*What to do*
Start at the line containing "What data populates" and transcribe every line exactly through the end of the records below, and only those lines.

Dataset listings of figures:
* start *

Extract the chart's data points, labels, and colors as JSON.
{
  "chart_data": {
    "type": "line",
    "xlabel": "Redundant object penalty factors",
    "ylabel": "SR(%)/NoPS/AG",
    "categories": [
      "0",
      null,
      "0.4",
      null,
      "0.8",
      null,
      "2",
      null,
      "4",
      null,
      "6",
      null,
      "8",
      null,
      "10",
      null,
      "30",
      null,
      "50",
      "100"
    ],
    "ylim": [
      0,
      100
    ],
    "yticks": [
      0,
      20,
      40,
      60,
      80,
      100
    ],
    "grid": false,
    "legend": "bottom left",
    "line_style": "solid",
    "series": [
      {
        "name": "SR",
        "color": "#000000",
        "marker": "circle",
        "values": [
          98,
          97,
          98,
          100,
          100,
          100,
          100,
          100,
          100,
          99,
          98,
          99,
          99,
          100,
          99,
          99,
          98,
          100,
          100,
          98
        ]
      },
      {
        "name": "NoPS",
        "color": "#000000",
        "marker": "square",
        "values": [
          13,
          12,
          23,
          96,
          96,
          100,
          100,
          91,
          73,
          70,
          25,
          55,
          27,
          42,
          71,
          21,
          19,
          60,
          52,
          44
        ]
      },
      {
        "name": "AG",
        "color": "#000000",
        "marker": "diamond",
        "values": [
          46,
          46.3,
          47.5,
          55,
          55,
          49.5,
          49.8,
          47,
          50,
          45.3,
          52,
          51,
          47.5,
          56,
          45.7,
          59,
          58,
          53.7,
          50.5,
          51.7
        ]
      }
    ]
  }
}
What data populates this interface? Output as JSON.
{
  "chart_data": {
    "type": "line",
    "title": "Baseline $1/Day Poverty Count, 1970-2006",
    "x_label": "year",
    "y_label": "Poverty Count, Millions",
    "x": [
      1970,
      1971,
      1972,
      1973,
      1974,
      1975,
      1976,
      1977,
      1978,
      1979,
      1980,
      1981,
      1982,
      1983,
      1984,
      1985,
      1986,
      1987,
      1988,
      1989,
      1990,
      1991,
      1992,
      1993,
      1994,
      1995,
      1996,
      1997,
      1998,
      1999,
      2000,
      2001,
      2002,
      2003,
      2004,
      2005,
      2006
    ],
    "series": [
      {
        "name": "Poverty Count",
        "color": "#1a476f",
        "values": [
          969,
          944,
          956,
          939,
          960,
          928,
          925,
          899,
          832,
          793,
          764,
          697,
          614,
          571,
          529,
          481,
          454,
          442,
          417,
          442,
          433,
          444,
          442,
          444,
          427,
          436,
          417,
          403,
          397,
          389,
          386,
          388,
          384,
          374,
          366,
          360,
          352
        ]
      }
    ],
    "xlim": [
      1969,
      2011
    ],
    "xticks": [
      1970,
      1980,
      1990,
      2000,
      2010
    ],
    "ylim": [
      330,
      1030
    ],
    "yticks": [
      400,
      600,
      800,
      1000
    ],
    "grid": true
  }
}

* end *

*Task answer*
What data populates this interface? Output as JSON.
{
  "chart_data": {
    "type": "line",
    "title": "Baseline $1/Day Poverty Count, 1970-2006",
    "x_label": "year",
    "y_label": "Poverty Count, Millions",
    "x": [
      1970,
      1971,
      1972,
      1973,
      1974,
      1975,
      1976,
      1977,
      1978,
      1979,
      1980,
      1981,
      1982,
      1983,
      1984,
      1985,
      1986,
      1987,
      1988,
      1989,
      1990,
      1991,
      1992,
      1993,
      1994,
      1995,
      1996,
      1997,
      1998,
      1999,
      2000,
      2001,
      2002,
      2003,
      2004,
      2005,
      2006
    ],
    "series": [
      {
        "name": "Poverty Count",
        "color": "#1a476f",
        "values": [
          969,
          944,
          956,
          939,
          960,
          928,
          925,
          899,
          832,
          793,
          764,
          697,
          614,
          571,
          529,
          481,
          454,
          442,
          417,
          442,
          433,
          444,
          442,
          444,
          427,
          436,
          417,
          403,
          397,
          389,
          386,
          388,
          384,
          374,
          366,
          360,
          352
        ]
      }
    ],
    "xlim": [
      1969,
      2011
    ],
    "xticks": [
      1970,
      1980,
      1990,
      2000,
      2010
    ],
    "ylim": [
      330,
      1030
    ],
    "yticks": [
      400,
      600,
      800,
      1000
    ],
    "grid": true
  }
}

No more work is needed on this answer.